DIRECTIONS → Report how many lines in the records below contain the word "земли". Give only the number.

LISTED ENTRIES →
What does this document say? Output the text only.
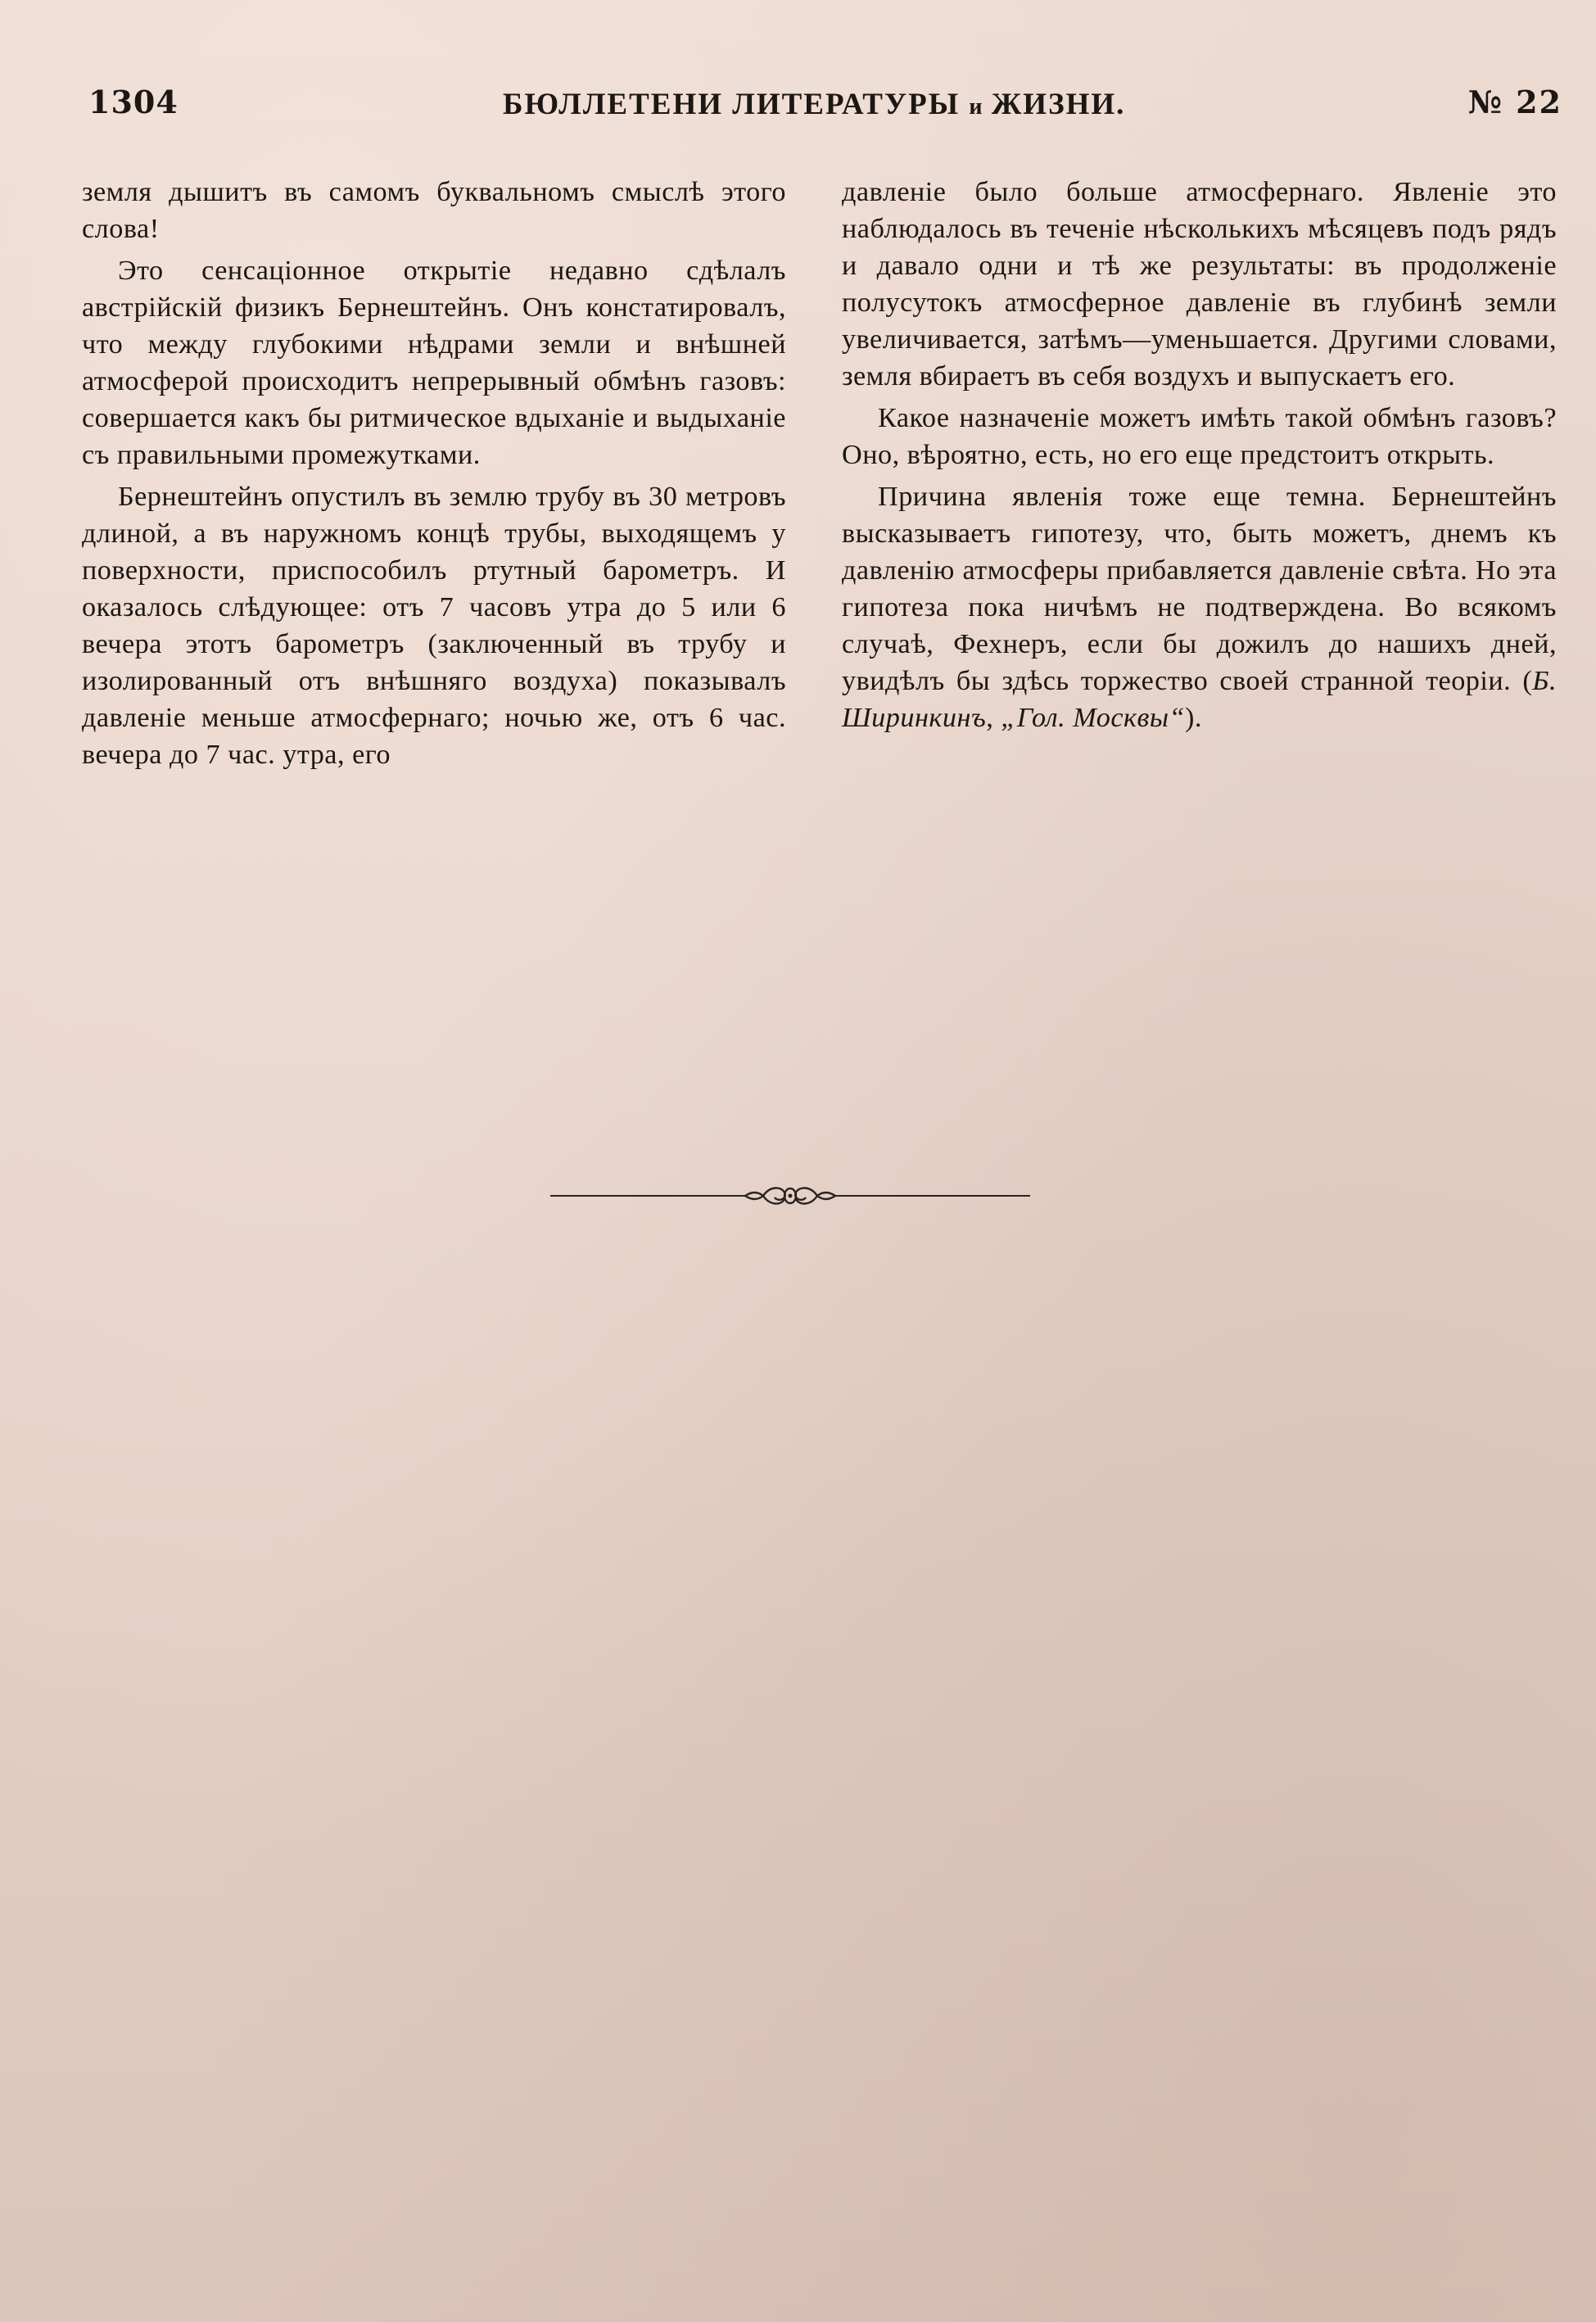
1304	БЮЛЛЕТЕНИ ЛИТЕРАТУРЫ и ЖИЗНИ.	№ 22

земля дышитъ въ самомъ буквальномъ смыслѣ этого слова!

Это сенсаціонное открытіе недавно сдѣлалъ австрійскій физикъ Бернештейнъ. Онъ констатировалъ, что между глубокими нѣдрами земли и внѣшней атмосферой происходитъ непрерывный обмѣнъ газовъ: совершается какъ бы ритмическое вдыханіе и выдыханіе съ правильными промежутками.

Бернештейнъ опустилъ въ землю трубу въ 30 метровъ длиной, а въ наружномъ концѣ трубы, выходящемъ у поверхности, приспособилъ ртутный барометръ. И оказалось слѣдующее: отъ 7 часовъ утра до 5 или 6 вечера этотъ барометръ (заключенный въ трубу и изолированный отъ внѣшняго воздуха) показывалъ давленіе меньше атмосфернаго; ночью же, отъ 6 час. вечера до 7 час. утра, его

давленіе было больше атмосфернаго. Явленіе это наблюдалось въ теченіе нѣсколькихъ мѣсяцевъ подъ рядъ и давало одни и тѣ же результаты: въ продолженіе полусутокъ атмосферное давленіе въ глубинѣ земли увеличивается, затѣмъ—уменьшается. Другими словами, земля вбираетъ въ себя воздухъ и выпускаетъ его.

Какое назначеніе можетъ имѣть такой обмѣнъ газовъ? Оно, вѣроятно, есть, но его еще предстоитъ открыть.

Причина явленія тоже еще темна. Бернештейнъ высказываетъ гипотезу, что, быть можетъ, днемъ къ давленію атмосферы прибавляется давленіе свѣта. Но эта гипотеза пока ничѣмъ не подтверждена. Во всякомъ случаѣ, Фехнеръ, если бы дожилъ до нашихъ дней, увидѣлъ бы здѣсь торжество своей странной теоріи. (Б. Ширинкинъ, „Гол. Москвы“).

ANSWER TO THE EXERCISE → 2